**Required task:** Pull every line with the word "English" out of the entries below.

**Information provided:**
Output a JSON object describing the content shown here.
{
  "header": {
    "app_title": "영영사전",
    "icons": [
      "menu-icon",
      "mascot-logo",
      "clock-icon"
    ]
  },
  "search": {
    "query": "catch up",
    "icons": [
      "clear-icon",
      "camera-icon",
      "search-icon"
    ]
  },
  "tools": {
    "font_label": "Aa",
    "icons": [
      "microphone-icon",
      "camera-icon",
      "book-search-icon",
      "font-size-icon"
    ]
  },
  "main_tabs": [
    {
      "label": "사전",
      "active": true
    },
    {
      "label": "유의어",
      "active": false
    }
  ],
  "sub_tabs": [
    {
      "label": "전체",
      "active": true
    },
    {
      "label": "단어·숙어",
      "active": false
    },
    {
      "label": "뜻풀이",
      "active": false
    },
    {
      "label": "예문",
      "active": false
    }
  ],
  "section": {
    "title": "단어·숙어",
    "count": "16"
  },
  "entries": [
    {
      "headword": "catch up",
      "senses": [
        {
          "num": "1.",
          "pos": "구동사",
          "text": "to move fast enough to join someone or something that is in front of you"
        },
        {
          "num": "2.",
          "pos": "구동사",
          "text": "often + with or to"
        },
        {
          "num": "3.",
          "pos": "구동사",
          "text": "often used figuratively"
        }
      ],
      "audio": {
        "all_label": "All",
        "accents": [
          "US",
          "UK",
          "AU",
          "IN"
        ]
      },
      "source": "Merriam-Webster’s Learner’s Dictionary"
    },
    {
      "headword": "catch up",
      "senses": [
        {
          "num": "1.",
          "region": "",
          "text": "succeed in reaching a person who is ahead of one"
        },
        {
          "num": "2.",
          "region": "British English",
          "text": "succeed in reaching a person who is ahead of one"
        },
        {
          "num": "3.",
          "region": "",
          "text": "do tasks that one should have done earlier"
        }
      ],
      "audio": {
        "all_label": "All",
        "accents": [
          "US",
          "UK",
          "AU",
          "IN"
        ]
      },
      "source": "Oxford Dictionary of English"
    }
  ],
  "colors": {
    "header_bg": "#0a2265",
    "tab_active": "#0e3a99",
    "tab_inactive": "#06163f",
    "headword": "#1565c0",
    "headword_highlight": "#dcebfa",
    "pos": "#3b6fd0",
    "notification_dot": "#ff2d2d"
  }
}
--
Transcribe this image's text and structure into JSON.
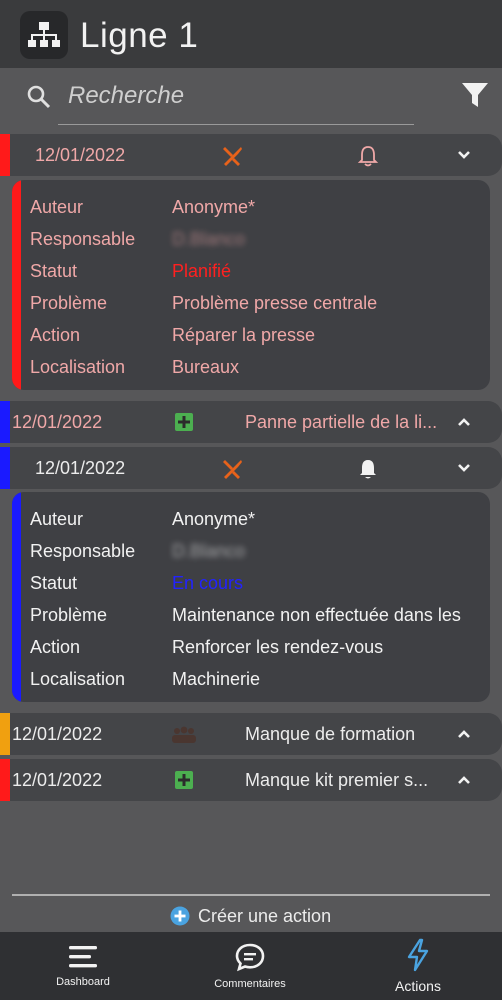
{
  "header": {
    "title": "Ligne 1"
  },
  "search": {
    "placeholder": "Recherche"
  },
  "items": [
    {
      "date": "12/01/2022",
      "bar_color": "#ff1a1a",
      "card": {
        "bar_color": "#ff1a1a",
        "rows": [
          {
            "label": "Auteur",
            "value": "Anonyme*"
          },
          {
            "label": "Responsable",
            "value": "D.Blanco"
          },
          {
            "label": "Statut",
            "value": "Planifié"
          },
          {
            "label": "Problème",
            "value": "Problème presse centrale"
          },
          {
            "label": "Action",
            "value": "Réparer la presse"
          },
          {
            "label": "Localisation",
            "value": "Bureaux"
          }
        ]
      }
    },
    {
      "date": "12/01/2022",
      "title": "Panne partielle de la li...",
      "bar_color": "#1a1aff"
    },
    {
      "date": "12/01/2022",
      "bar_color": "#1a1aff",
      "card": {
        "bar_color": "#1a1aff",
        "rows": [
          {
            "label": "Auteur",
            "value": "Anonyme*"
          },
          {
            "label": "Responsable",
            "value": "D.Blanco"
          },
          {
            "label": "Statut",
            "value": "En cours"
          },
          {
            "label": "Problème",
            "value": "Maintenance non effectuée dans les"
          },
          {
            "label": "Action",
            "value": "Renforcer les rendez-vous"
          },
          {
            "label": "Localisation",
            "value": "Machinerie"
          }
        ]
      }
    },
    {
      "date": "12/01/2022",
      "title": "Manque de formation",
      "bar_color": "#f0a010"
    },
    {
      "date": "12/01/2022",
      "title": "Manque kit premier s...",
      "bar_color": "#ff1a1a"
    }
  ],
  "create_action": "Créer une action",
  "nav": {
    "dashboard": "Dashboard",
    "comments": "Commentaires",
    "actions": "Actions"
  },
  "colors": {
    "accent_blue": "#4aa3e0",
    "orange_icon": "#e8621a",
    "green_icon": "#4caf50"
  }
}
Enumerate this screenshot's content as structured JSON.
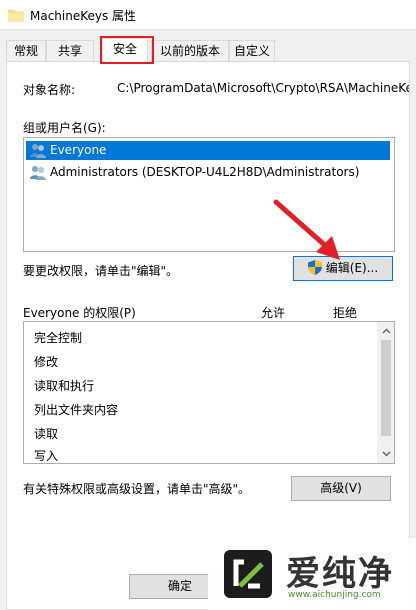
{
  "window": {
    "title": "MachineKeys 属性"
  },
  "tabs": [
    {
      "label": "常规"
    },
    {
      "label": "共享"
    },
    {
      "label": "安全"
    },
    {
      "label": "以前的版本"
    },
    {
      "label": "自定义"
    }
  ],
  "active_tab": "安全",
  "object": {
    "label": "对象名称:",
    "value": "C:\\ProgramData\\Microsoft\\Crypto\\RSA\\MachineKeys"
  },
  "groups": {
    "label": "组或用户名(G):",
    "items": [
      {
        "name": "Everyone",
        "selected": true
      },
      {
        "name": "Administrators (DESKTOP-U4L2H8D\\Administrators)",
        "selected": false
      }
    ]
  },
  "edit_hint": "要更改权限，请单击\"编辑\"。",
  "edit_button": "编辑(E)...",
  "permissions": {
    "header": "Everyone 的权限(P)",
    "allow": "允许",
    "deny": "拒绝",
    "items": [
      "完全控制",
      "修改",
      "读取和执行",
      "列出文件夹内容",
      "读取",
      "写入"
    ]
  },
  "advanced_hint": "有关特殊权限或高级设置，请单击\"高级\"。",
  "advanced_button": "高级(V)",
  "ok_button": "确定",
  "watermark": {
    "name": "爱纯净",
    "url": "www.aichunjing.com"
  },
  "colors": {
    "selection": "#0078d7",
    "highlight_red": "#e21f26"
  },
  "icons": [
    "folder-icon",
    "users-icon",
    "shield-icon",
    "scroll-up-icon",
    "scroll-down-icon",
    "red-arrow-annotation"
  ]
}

**Solution for this task:**
          "region": "British English",
      "source": "Oxford Dictionary of English"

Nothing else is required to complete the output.